EXERCISE GOAL
Print the data exactly, leaving nothing out.

Start of DATA

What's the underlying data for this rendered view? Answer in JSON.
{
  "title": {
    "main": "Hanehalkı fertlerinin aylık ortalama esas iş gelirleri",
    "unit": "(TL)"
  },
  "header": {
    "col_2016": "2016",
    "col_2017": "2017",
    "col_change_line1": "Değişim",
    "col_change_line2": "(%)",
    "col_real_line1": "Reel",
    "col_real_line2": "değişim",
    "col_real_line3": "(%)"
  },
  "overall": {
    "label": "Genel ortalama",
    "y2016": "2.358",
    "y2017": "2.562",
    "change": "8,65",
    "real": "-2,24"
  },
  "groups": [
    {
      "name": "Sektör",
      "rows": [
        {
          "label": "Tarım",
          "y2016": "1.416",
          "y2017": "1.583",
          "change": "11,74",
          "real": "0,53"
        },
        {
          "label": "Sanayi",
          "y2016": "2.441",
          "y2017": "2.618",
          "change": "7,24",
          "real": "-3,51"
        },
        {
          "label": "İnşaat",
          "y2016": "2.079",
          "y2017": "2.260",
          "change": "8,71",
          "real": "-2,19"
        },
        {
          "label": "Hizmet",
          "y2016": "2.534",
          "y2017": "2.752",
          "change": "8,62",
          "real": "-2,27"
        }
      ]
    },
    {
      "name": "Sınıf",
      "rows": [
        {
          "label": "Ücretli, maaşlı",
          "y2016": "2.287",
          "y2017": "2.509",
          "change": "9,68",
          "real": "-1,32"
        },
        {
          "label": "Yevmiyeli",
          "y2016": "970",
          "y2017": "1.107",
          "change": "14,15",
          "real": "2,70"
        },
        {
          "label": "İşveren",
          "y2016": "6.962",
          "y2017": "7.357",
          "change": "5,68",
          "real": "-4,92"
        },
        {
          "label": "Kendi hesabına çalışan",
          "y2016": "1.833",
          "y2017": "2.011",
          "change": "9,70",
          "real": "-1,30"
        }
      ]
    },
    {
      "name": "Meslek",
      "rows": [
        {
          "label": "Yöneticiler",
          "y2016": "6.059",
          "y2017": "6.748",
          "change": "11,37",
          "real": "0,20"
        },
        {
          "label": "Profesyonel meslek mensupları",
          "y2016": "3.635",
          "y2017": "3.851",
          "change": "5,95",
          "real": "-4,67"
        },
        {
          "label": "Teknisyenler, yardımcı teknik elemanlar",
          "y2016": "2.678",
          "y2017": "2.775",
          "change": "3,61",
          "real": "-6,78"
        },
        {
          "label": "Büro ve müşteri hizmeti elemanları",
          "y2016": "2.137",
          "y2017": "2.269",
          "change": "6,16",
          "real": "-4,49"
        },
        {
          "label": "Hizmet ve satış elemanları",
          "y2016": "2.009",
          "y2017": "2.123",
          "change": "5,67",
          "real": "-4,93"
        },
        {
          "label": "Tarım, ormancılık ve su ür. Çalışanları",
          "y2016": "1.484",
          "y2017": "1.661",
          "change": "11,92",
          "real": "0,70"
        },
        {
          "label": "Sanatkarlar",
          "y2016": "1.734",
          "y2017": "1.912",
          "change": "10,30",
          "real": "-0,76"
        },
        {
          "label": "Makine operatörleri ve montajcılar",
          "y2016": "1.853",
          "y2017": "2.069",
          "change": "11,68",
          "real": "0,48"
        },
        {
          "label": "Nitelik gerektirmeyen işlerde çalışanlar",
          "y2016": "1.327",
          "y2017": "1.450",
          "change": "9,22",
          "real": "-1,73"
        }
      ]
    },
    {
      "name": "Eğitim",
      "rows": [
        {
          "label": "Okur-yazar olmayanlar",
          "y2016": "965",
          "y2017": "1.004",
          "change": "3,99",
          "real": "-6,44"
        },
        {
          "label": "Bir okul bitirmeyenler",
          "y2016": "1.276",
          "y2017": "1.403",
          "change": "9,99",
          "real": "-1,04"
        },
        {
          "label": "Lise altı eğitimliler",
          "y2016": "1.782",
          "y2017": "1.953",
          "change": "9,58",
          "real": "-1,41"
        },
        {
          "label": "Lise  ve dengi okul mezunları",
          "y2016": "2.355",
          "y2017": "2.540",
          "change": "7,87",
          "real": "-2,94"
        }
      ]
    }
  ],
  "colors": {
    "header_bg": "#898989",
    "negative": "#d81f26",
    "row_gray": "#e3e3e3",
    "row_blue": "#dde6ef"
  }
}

End of DATA

SOLUTION TO THE PROBLEM
What's the underlying data for this rendered view? Answer in JSON.
{
  "title": {
    "main": "Hanehalkı fertlerinin aylık ortalama esas iş gelirleri",
    "unit": "(TL)"
  },
  "header": {
    "col_2016": "2016",
    "col_2017": "2017",
    "col_change_line1": "Değişim",
    "col_change_line2": "(%)",
    "col_real_line1": "Reel",
    "col_real_line2": "değişim",
    "col_real_line3": "(%)"
  },
  "overall": {
    "label": "Genel ortalama",
    "y2016": "2.358",
    "y2017": "2.562",
    "change": "8,65",
    "real": "-2,24"
  },
  "groups": [
    {
      "name": "Sektör",
      "rows": [
        {
          "label": "Tarım",
          "y2016": "1.416",
          "y2017": "1.583",
          "change": "11,74",
          "real": "0,53"
        },
        {
          "label": "Sanayi",
          "y2016": "2.441",
          "y2017": "2.618",
          "change": "7,24",
          "real": "-3,51"
        },
        {
          "label": "İnşaat",
          "y2016": "2.079",
          "y2017": "2.260",
          "change": "8,71",
          "real": "-2,19"
        },
        {
          "label": "Hizmet",
          "y2016": "2.534",
          "y2017": "2.752",
          "change": "8,62",
          "real": "-2,27"
        }
      ]
    },
    {
      "name": "Sınıf",
      "rows": [
        {
          "label": "Ücretli, maaşlı",
          "y2016": "2.287",
          "y2017": "2.509",
          "change": "9,68",
          "real": "-1,32"
        },
        {
          "label": "Yevmiyeli",
          "y2016": "970",
          "y2017": "1.107",
          "change": "14,15",
          "real": "2,70"
        },
        {
          "label": "İşveren",
          "y2016": "6.962",
          "y2017": "7.357",
          "change": "5,68",
          "real": "-4,92"
        },
        {
          "label": "Kendi hesabına çalışan",
          "y2016": "1.833",
          "y2017": "2.011",
          "change": "9,70",
          "real": "-1,30"
        }
      ]
    },
    {
      "name": "Meslek",
      "rows": [
        {
          "label": "Yöneticiler",
          "y2016": "6.059",
          "y2017": "6.748",
          "change": "11,37",
          "real": "0,20"
        },
        {
          "label": "Profesyonel meslek mensupları",
          "y2016": "3.635",
          "y2017": "3.851",
          "change": "5,95",
          "real": "-4,67"
        },
        {
          "label": "Teknisyenler, yardımcı teknik elemanlar",
          "y2016": "2.678",
          "y2017": "2.775",
          "change": "3,61",
          "real": "-6,78"
        },
        {
          "label": "Büro ve müşteri hizmeti elemanları",
          "y2016": "2.137",
          "y2017": "2.269",
          "change": "6,16",
          "real": "-4,49"
        },
        {
          "label": "Hizmet ve satış elemanları",
          "y2016": "2.009",
          "y2017": "2.123",
          "change": "5,67",
          "real": "-4,93"
        },
        {
          "label": "Tarım, ormancılık ve su ür. Çalışanları",
          "y2016": "1.484",
          "y2017": "1.661",
          "change": "11,92",
          "real": "0,70"
        },
        {
          "label": "Sanatkarlar",
          "y2016": "1.734",
          "y2017": "1.912",
          "change": "10,30",
          "real": "-0,76"
        },
        {
          "label": "Makine operatörleri ve montajcılar",
          "y2016": "1.853",
          "y2017": "2.069",
          "change": "11,68",
          "real": "0,48"
        },
        {
          "label": "Nitelik gerektirmeyen işlerde çalışanlar",
          "y2016": "1.327",
          "y2017": "1.450",
          "change": "9,22",
          "real": "-1,73"
        }
      ]
    },
    {
      "name": "Eğitim",
      "rows": [
        {
          "label": "Okur-yazar olmayanlar",
          "y2016": "965",
          "y2017": "1.004",
          "change": "3,99",
          "real": "-6,44"
        },
        {
          "label": "Bir okul bitirmeyenler",
          "y2016": "1.276",
          "y2017": "1.403",
          "change": "9,99",
          "real": "-1,04"
        },
        {
          "label": "Lise altı eğitimliler",
          "y2016": "1.782",
          "y2017": "1.953",
          "change": "9,58",
          "real": "-1,41"
        },
        {
          "label": "Lise  ve dengi okul mezunları",
          "y2016": "2.355",
          "y2017": "2.540",
          "change": "7,87",
          "real": "-2,94"
        }
      ]
    }
  ],
  "colors": {
    "header_bg": "#898989",
    "negative": "#d81f26",
    "row_gray": "#e3e3e3",
    "row_blue": "#dde6ef"
  }
}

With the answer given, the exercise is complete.